[Layout element annotations]

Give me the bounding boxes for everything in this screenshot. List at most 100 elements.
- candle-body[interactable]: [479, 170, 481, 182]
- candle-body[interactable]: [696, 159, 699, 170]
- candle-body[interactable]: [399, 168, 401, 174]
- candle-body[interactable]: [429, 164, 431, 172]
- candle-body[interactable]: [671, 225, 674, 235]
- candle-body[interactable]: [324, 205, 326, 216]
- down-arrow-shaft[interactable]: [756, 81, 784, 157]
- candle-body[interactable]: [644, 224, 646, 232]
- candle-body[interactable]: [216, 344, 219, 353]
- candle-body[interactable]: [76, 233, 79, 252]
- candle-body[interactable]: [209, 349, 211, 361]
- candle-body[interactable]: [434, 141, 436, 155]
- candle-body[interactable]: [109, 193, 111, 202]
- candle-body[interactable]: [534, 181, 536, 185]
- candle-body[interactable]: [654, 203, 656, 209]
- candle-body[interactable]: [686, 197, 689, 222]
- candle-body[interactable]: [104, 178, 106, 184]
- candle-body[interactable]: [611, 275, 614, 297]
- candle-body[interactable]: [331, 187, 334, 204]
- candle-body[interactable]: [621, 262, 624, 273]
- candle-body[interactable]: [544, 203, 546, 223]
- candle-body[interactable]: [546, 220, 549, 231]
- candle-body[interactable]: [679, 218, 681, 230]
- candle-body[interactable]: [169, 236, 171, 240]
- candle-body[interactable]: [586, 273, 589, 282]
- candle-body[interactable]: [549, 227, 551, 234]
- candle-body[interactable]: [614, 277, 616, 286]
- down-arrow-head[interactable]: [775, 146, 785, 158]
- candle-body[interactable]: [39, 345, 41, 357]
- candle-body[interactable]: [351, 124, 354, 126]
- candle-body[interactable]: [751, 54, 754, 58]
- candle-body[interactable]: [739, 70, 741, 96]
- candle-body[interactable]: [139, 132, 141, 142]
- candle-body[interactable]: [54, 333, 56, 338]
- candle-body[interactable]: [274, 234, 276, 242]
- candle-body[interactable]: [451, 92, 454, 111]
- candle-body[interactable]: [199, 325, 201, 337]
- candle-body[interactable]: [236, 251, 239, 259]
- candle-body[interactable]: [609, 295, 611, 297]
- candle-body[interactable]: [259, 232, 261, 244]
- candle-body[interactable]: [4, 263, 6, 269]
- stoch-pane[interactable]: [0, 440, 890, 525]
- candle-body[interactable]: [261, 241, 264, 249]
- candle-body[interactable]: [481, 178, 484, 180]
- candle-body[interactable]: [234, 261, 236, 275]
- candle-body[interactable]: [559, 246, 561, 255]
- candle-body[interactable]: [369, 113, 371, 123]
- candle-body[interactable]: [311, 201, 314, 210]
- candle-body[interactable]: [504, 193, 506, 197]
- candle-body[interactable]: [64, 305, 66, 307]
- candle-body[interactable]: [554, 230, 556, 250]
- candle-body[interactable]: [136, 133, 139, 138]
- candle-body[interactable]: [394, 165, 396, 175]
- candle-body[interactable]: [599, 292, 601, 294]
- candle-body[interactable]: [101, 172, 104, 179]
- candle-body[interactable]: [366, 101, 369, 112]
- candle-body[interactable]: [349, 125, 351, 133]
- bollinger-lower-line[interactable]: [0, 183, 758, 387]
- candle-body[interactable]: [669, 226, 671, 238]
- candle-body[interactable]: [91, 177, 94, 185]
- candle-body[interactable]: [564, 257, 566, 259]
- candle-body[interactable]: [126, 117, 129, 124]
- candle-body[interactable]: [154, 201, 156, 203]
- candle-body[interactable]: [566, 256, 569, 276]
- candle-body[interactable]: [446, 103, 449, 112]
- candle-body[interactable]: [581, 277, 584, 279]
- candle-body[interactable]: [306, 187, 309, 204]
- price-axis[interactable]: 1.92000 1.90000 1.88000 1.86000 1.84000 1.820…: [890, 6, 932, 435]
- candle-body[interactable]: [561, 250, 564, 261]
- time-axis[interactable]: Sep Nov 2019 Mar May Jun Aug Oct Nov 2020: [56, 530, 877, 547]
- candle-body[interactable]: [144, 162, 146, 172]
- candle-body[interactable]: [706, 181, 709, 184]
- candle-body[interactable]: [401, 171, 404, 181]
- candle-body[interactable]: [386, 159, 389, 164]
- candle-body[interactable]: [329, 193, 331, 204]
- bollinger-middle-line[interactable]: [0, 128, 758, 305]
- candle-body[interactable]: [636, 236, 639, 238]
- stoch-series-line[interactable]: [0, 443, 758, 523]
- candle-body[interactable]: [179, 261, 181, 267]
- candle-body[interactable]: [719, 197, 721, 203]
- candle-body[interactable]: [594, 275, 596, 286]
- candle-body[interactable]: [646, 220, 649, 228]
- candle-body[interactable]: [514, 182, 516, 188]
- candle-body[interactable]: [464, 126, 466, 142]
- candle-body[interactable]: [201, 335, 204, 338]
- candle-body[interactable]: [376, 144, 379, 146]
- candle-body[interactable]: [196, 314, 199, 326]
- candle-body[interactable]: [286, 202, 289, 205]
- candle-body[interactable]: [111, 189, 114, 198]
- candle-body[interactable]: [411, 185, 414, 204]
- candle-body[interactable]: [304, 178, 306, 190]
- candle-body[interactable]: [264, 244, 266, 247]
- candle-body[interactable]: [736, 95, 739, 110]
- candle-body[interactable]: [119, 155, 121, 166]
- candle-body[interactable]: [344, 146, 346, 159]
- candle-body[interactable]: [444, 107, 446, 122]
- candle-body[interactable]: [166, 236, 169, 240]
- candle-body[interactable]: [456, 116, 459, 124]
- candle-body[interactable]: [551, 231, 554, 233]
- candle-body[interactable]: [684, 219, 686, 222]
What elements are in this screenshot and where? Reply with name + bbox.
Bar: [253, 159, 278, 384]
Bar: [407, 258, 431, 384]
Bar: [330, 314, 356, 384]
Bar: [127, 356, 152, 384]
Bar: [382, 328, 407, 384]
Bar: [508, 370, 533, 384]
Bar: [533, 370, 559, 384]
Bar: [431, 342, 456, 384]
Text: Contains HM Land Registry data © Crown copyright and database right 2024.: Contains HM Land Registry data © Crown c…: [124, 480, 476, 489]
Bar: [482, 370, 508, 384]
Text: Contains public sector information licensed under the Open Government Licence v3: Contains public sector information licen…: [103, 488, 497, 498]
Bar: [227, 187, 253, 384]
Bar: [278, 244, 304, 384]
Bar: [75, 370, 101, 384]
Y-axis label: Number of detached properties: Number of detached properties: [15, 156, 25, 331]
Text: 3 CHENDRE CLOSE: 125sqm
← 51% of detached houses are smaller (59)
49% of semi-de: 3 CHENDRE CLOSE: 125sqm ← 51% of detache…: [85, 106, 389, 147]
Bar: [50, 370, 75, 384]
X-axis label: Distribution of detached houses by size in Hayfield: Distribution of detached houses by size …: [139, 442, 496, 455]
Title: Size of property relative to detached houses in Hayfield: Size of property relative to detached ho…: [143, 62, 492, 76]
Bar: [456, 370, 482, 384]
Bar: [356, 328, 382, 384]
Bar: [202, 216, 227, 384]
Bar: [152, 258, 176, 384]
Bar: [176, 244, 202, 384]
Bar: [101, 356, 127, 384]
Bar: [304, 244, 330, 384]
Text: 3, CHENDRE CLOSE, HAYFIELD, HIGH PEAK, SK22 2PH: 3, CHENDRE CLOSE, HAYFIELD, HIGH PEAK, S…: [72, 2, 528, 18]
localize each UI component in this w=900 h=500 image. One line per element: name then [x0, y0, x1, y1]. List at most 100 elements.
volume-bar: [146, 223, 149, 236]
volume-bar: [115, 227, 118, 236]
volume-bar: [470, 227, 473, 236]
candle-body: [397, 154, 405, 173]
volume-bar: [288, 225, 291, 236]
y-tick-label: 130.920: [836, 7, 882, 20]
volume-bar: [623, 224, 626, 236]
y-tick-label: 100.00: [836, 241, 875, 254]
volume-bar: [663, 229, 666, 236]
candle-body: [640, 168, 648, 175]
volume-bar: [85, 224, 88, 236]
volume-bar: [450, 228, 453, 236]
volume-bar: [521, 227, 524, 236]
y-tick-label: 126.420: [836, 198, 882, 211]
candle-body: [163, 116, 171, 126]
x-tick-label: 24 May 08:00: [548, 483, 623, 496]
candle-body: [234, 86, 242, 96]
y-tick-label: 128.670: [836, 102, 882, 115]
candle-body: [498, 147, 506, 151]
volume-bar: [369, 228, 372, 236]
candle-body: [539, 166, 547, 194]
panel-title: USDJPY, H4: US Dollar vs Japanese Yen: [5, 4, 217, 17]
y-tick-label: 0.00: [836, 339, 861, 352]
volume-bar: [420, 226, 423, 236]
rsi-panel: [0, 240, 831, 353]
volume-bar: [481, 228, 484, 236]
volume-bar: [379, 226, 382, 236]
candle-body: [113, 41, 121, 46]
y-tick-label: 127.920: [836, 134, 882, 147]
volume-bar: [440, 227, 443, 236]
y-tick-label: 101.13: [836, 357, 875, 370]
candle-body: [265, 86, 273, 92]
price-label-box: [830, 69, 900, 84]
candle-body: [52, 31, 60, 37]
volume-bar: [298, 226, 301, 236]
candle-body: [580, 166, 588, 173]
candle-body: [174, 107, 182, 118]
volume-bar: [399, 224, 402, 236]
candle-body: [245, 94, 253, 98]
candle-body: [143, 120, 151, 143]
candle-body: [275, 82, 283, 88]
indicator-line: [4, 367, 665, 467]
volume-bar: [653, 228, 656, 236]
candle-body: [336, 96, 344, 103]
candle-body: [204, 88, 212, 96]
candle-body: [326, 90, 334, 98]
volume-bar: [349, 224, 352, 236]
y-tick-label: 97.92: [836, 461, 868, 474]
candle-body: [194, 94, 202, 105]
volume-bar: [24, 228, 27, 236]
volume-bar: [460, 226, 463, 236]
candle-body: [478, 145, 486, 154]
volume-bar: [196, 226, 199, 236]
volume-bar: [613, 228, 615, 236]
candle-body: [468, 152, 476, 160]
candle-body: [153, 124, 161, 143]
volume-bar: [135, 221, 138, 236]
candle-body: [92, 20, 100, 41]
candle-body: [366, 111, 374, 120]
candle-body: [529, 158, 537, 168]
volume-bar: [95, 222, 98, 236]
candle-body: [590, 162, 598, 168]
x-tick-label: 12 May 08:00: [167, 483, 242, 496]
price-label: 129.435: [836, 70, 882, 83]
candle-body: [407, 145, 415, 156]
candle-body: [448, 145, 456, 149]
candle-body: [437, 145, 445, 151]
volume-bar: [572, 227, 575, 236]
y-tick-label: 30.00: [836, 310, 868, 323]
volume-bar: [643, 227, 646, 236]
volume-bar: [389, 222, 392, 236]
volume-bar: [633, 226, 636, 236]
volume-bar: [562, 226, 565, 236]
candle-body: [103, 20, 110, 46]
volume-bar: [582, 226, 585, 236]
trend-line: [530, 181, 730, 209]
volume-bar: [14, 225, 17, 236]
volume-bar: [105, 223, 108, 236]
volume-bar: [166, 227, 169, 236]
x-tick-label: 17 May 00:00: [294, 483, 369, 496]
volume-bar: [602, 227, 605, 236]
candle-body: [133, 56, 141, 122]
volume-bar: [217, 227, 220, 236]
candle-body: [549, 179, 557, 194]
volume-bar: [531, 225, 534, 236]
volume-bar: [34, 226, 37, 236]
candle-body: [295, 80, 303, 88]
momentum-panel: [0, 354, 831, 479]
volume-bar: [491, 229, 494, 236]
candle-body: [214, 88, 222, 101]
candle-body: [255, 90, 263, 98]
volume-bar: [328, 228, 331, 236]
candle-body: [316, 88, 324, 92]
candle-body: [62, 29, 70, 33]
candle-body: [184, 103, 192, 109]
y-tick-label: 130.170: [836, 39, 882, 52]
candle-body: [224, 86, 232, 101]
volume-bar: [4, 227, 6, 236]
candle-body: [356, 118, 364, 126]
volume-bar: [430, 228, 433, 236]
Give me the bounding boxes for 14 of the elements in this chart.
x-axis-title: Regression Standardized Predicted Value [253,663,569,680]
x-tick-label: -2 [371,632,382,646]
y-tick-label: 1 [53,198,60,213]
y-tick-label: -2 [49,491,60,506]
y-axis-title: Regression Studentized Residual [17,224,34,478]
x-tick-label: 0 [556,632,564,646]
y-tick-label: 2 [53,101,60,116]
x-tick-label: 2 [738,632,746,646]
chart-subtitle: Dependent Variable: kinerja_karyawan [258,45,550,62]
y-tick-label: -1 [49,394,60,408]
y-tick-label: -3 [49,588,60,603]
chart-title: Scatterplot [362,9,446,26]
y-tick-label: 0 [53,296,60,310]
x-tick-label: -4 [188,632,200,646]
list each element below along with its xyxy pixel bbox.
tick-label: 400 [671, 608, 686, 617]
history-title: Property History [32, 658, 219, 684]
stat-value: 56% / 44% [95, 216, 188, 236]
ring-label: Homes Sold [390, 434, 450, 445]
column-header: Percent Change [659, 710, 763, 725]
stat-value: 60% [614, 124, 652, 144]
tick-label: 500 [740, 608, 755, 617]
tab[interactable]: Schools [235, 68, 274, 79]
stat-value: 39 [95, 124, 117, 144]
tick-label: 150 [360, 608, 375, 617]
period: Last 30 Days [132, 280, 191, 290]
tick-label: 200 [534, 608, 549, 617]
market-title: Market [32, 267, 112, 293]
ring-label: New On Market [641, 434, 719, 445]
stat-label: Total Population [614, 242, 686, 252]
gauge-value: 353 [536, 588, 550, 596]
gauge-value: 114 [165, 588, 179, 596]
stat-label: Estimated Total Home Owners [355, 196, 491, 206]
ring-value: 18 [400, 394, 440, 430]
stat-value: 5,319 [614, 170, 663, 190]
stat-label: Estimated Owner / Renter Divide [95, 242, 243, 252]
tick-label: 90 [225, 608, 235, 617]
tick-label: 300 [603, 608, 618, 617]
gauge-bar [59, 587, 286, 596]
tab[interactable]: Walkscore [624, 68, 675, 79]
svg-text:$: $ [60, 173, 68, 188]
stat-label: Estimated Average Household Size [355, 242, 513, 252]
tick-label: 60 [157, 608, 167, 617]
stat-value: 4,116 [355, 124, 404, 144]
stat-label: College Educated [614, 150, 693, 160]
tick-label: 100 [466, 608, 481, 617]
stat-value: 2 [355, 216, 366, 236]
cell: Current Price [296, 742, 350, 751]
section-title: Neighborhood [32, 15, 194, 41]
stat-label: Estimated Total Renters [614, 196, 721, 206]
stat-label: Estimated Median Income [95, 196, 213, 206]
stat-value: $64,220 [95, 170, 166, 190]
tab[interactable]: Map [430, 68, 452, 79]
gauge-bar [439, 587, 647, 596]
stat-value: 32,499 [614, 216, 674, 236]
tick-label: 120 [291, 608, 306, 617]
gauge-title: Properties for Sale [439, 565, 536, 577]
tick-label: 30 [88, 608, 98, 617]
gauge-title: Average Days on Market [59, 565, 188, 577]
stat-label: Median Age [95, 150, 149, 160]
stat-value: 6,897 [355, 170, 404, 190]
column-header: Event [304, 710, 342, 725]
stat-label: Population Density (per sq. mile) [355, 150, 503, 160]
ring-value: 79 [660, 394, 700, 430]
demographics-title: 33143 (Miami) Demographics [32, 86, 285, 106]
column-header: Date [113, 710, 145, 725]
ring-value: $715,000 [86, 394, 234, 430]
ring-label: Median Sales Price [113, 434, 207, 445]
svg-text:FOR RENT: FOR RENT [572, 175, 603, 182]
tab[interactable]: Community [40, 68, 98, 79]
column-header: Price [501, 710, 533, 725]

■ **STATED GOAL**: Transcribe everything from the start of the rows down to the line containing "- candle-body[interactable]: [671, 225, 674, 235]", with both ends included, and reproduce each line exactly as it appears.

■ **EXERCISE ANSWER**:
Give me the bounding boxes for everything in this screenshot. List at most 100 elements.
- candle-body[interactable]: [479, 170, 481, 182]
- candle-body[interactable]: [696, 159, 699, 170]
- candle-body[interactable]: [399, 168, 401, 174]
- candle-body[interactable]: [429, 164, 431, 172]
- candle-body[interactable]: [671, 225, 674, 235]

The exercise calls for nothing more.